**Task item**
In the entries below, find the lines that contain the word "under" and copy them.

Excerpts from a transcription dataset
*** Begin section ***

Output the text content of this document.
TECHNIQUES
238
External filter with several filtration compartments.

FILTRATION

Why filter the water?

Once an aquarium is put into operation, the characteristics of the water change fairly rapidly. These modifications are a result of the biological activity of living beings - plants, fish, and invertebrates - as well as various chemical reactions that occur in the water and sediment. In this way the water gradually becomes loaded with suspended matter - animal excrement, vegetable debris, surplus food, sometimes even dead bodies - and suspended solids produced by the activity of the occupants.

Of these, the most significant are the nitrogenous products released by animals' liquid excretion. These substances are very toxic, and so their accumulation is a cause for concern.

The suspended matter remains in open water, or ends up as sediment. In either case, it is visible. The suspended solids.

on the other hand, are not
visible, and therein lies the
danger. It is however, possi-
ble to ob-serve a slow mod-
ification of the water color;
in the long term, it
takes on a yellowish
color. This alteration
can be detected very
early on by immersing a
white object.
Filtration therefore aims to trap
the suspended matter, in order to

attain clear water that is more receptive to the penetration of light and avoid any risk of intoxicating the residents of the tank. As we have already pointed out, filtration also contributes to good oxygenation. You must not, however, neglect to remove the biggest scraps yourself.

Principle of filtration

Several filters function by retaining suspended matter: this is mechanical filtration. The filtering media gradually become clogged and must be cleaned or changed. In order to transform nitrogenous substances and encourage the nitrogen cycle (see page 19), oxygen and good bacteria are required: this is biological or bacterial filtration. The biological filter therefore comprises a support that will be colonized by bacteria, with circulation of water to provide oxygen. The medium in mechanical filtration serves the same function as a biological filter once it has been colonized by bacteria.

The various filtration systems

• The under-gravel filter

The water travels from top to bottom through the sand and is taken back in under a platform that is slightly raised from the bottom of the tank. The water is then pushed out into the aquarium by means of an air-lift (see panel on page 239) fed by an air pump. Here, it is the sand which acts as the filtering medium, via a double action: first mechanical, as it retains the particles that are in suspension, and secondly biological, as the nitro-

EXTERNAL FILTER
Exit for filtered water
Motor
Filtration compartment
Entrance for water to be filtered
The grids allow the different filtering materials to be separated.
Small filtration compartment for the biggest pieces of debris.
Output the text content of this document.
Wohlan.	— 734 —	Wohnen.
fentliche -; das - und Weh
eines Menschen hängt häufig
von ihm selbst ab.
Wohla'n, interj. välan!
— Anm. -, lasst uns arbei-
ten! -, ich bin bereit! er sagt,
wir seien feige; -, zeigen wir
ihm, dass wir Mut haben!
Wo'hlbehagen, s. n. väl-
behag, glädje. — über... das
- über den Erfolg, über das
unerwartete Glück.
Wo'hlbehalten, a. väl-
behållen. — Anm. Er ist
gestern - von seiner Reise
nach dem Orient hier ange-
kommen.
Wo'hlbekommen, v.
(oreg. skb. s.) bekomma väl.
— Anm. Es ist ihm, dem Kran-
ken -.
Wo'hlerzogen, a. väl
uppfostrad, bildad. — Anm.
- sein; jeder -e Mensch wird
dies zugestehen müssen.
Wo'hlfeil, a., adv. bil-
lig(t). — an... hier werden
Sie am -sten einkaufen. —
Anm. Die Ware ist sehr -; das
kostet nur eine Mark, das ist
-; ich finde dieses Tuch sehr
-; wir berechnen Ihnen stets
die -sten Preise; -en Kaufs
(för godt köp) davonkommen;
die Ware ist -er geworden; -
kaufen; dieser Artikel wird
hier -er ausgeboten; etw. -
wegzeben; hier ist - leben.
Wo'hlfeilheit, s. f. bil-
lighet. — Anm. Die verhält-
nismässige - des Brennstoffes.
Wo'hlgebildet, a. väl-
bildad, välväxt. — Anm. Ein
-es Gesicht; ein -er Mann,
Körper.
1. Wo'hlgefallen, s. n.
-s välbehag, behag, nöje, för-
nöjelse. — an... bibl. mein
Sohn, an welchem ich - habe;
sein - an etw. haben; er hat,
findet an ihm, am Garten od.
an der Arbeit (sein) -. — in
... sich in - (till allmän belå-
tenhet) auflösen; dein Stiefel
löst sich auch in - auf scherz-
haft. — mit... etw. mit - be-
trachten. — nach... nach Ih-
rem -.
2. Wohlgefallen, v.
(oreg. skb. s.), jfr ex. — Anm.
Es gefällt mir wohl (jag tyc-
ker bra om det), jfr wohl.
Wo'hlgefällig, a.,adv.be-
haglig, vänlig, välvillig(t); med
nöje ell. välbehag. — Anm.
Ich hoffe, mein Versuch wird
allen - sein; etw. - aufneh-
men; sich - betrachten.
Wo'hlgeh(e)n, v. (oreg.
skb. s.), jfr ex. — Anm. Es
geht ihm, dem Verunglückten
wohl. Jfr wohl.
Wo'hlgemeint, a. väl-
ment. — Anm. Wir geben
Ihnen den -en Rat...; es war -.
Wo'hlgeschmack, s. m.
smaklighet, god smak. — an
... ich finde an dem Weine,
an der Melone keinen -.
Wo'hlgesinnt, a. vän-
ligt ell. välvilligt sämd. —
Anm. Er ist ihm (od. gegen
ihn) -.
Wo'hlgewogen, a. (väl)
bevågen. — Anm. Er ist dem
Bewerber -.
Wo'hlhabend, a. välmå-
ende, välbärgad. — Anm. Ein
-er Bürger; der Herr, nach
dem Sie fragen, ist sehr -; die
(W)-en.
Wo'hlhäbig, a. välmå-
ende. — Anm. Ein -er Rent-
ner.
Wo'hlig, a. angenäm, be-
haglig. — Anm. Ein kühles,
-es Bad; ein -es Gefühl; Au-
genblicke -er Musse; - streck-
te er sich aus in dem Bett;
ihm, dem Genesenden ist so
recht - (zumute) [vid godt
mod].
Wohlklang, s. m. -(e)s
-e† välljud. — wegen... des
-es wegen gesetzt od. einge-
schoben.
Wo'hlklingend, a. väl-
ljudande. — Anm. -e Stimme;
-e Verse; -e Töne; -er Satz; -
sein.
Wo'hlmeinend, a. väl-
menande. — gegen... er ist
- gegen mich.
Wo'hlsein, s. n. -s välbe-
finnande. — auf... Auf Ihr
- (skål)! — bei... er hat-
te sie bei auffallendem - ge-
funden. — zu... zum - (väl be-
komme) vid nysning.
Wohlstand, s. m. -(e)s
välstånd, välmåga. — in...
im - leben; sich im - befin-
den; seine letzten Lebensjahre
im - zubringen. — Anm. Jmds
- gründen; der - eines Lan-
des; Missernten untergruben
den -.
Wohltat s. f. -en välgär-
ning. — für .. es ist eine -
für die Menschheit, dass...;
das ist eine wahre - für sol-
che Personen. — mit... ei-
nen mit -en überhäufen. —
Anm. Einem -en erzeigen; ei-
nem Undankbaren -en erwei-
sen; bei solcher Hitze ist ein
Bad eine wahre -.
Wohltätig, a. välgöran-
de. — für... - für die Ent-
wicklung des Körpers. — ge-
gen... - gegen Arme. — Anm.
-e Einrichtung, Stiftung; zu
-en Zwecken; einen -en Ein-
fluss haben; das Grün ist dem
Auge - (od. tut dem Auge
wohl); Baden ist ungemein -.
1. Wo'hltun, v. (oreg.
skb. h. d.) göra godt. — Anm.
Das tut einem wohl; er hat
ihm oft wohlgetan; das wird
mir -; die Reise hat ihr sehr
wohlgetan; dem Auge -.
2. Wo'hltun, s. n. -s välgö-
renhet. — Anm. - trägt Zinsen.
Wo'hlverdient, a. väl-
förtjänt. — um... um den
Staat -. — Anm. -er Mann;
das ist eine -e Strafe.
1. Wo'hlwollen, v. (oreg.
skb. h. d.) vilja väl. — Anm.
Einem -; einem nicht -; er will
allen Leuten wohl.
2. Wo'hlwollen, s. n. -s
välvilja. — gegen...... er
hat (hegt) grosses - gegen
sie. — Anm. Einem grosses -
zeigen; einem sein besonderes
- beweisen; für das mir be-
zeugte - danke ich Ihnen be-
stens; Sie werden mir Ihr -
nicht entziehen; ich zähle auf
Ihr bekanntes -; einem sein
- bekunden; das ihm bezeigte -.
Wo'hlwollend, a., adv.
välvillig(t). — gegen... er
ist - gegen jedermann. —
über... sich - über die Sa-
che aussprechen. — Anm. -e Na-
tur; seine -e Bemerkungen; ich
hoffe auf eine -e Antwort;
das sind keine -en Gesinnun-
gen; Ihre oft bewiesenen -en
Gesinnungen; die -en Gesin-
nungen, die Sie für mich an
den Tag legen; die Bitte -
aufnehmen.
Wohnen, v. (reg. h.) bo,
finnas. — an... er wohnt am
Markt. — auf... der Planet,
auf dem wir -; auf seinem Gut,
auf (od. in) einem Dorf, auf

*** End section ***

**Exercise solution**
• The under-gravel filter
The water travels from top to bottom through the sand and is taken back in under a platform that is slightly raised from the bottom of the tank. The water is then pushed out into the aquarium by means of an air-lift (see panel on page 239) fed by an air pump. Here, it is the sand which acts as the filtering medium, via a double action: first mechanical, as it retains the particles that are in suspension, and secondly biological, as the nitro-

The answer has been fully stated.